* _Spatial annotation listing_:
[start]

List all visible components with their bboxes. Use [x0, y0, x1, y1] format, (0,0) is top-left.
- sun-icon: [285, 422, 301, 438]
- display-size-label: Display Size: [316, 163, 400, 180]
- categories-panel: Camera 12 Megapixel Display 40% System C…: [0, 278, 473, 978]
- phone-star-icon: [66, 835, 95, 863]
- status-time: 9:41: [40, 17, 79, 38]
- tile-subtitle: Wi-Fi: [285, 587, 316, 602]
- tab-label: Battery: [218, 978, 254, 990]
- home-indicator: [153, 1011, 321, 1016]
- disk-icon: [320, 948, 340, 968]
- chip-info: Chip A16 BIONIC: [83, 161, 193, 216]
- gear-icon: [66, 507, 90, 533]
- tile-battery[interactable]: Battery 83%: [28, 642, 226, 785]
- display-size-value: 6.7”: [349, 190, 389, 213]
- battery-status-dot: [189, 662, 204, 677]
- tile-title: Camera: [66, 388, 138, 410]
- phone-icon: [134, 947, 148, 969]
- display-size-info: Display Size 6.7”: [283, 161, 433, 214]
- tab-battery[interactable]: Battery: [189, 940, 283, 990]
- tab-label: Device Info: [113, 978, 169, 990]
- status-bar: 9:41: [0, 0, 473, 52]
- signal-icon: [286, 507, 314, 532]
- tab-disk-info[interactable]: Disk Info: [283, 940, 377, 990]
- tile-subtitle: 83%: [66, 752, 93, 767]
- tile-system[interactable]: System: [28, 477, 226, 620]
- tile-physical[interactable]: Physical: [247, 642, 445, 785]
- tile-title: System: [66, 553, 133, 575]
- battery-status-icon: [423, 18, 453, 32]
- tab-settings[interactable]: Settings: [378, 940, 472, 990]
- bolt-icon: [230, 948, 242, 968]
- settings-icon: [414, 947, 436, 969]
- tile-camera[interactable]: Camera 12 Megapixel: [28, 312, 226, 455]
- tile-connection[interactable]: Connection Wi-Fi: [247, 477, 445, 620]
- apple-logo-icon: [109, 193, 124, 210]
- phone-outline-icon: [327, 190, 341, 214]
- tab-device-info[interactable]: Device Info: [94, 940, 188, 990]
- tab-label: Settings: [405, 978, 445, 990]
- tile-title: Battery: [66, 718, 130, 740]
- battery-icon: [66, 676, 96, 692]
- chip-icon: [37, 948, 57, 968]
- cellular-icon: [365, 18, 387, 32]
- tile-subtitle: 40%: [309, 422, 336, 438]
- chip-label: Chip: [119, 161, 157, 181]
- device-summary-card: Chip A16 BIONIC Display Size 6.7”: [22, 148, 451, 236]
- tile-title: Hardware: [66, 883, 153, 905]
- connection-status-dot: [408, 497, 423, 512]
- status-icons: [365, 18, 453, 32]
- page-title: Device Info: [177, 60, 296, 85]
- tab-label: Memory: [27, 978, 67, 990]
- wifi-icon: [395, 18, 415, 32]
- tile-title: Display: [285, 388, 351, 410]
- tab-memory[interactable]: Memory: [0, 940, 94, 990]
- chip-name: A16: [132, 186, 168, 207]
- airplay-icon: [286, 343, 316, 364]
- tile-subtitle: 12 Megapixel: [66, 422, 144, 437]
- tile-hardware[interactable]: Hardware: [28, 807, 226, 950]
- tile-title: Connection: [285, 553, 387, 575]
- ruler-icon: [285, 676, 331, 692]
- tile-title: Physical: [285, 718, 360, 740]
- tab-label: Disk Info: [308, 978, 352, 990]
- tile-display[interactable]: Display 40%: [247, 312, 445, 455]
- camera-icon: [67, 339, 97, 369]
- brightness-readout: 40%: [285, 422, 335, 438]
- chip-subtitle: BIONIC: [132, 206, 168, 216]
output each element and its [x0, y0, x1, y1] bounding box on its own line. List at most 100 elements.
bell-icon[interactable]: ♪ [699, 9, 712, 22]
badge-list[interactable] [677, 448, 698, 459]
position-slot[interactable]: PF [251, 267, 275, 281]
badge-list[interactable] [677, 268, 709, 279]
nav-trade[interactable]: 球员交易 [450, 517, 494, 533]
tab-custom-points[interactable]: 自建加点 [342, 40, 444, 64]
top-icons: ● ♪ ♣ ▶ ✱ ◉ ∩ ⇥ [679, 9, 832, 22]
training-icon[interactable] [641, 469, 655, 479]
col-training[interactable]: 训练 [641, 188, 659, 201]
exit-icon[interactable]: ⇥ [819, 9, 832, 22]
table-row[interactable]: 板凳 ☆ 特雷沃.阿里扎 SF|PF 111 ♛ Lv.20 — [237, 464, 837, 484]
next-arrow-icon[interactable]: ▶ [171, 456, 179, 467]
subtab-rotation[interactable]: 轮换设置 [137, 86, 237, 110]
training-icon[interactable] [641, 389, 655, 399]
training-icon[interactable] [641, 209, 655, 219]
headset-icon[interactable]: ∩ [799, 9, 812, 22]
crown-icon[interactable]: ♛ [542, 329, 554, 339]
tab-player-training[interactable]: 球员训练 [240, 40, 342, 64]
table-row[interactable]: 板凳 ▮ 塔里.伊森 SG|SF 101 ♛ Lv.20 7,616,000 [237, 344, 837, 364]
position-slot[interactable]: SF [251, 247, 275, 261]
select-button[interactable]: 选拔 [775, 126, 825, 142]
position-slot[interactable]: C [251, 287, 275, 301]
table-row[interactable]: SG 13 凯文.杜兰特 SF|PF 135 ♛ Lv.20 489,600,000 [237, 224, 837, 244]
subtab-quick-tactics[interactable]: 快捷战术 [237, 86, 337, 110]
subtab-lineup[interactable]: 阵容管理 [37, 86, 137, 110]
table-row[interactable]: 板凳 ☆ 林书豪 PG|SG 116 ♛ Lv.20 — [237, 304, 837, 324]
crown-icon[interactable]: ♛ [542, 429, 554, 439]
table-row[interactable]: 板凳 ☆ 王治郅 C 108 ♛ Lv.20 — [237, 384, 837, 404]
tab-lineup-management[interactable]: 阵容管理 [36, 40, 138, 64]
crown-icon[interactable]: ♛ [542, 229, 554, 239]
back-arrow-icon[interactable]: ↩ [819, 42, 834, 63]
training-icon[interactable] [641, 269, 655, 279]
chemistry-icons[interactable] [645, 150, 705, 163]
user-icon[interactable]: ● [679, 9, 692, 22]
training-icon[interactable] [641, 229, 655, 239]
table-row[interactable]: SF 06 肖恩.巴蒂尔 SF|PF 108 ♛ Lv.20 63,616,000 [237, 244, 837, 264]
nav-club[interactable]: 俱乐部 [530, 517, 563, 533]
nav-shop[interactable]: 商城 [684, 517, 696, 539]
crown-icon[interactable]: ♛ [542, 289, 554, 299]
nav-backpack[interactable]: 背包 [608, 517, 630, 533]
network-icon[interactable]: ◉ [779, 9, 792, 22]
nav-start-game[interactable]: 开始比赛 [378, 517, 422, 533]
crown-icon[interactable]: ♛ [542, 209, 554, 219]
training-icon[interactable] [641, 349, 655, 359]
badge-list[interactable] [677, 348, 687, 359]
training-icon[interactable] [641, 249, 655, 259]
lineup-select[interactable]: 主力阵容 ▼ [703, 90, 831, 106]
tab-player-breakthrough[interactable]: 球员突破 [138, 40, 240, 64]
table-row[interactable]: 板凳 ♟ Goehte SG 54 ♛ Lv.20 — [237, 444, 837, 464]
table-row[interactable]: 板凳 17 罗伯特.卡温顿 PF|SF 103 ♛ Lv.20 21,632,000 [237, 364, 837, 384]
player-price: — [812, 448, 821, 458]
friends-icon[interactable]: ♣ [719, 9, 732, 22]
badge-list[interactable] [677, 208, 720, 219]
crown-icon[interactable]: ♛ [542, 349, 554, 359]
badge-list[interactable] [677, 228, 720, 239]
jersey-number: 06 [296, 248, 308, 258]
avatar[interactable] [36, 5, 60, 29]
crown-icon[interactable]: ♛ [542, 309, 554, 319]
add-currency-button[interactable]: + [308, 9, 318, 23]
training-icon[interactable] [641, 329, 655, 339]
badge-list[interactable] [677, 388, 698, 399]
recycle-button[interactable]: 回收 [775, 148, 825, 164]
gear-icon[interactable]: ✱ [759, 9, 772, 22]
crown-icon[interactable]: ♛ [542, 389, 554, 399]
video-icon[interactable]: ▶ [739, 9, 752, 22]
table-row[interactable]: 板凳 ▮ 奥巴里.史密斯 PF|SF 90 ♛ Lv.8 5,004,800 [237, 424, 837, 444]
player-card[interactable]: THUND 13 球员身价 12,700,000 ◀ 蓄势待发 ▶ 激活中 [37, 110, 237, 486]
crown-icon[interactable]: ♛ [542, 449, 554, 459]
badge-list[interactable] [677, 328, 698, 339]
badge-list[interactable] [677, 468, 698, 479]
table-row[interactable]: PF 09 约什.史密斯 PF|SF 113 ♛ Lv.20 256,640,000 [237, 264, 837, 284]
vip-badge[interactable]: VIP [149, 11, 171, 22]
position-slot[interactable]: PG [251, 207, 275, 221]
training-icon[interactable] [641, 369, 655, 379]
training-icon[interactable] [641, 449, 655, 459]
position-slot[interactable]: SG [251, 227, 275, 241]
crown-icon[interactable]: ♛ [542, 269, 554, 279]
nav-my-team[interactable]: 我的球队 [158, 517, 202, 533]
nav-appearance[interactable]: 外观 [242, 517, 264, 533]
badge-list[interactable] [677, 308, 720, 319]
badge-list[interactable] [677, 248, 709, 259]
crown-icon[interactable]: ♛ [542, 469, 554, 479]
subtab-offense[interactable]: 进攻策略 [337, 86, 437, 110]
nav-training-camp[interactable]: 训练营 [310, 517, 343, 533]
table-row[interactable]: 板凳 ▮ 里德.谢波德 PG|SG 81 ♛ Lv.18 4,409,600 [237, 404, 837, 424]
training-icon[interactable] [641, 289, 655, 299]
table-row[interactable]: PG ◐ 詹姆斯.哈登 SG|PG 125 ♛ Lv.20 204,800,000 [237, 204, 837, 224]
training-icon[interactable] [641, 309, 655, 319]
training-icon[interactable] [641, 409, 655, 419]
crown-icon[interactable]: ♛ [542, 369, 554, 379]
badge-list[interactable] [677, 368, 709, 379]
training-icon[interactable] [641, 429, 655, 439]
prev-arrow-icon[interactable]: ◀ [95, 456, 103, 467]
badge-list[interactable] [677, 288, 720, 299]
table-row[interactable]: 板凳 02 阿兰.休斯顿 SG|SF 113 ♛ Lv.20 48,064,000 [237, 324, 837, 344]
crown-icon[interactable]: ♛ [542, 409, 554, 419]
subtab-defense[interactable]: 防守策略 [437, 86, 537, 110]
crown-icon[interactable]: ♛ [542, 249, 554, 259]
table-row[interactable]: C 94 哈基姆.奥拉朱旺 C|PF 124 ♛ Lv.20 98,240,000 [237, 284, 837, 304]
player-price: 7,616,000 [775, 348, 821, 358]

[end]

* _WHAT YOU ARE ASKED TO DO_:
Copy the listing exactly, beginning at its first line and ending after the line that contains "- settings-icon: [414, 947, 436, 969]".

* _SOLUTION_:
List all visible components with their bboxes. Use [x0, y0, x1, y1] format, (0,0) is top-left.
- sun-icon: [285, 422, 301, 438]
- display-size-label: Display Size: [316, 163, 400, 180]
- categories-panel: Camera 12 Megapixel Display 40% System C…: [0, 278, 473, 978]
- phone-star-icon: [66, 835, 95, 863]
- status-time: 9:41: [40, 17, 79, 38]
- tile-subtitle: Wi-Fi: [285, 587, 316, 602]
- tab-label: Battery: [218, 978, 254, 990]
- home-indicator: [153, 1011, 321, 1016]
- disk-icon: [320, 948, 340, 968]
- chip-info: Chip A16 BIONIC: [83, 161, 193, 216]
- gear-icon: [66, 507, 90, 533]
- tile-battery[interactable]: Battery 83%: [28, 642, 226, 785]
- display-size-value: 6.7”: [349, 190, 389, 213]
- battery-status-dot: [189, 662, 204, 677]
- tile-title: Camera: [66, 388, 138, 410]
- phone-icon: [134, 947, 148, 969]
- display-size-info: Display Size 6.7”: [283, 161, 433, 214]
- tab-battery[interactable]: Battery: [189, 940, 283, 990]
- tab-label: Device Info: [113, 978, 169, 990]
- status-bar: 9:41: [0, 0, 473, 52]
- signal-icon: [286, 507, 314, 532]
- tab-disk-info[interactable]: Disk Info: [283, 940, 377, 990]
- tile-subtitle: 83%: [66, 752, 93, 767]
- tile-system[interactable]: System: [28, 477, 226, 620]
- tile-physical[interactable]: Physical: [247, 642, 445, 785]
- tile-title: System: [66, 553, 133, 575]
- battery-status-icon: [423, 18, 453, 32]
- tab-settings[interactable]: Settings: [378, 940, 472, 990]
- bolt-icon: [230, 948, 242, 968]
- settings-icon: [414, 947, 436, 969]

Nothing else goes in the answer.